What this task involves: Set down the full listing exactly as given. Any pictures are to be left out.

Given records:
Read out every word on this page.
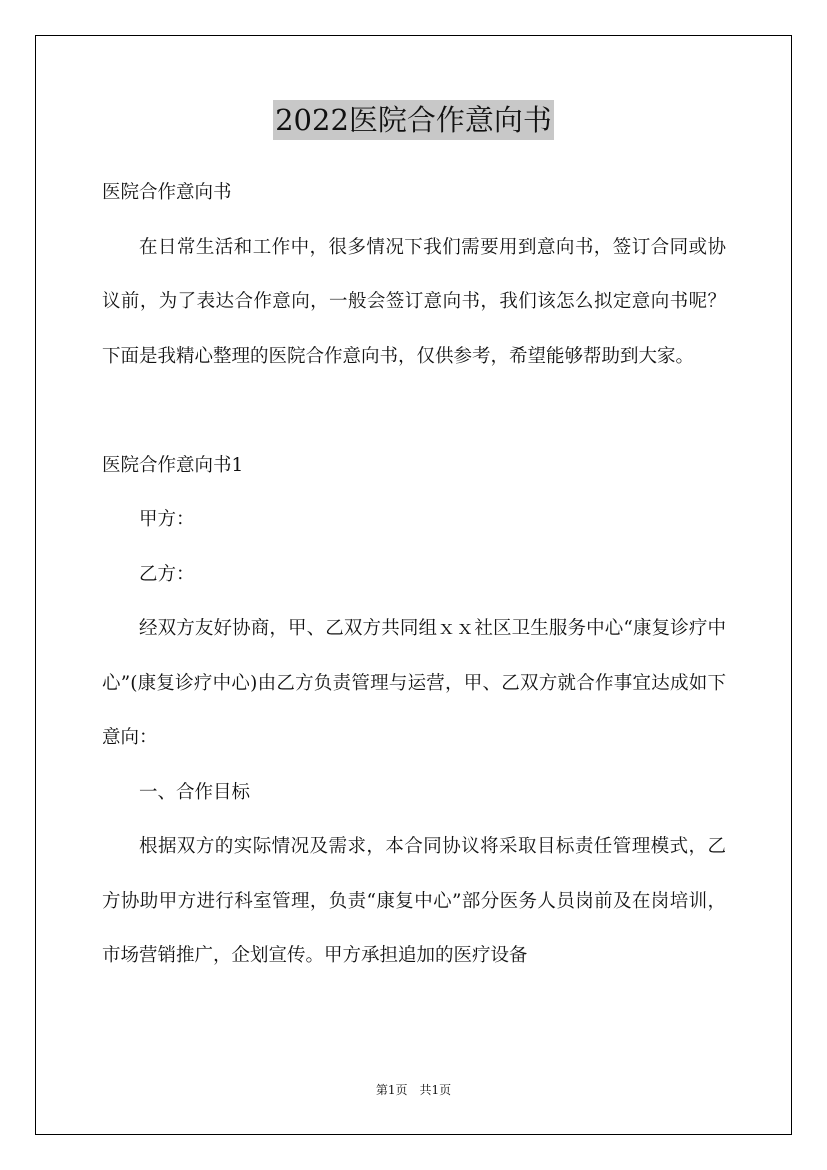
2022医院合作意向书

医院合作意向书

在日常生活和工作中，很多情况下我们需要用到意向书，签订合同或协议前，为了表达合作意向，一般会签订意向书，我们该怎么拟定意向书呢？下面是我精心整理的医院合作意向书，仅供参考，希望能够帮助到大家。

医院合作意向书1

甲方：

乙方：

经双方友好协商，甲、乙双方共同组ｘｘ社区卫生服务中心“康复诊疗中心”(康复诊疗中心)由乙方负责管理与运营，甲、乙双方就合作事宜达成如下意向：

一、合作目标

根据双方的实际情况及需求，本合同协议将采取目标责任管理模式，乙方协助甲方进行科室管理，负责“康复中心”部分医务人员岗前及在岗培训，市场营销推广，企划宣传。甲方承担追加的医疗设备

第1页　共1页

Answer to the task:
Read out every word on this page.
2022医院合作意向书

医院合作意向书

在日常生活和工作中，很多情况下我们需要用到意向书，签订合同或协议前，为了表达合作意向，一般会签订意向书，我们该怎么拟定意向书呢？下面是我精心整理的医院合作意向书，仅供参考，希望能够帮助到大家。

医院合作意向书1

甲方：

乙方：

经双方友好协商，甲、乙双方共同组ｘｘ社区卫生服务中心“康复诊疗中心”(康复诊疗中心)由乙方负责管理与运营，甲、乙双方就合作事宜达成如下意向：

一、合作目标

根据双方的实际情况及需求，本合同协议将采取目标责任管理模式，乙方协助甲方进行科室管理，负责“康复中心”部分医务人员岗前及在岗培训，市场营销推广，企划宣传。甲方承担追加的医疗设备

第1页　共1页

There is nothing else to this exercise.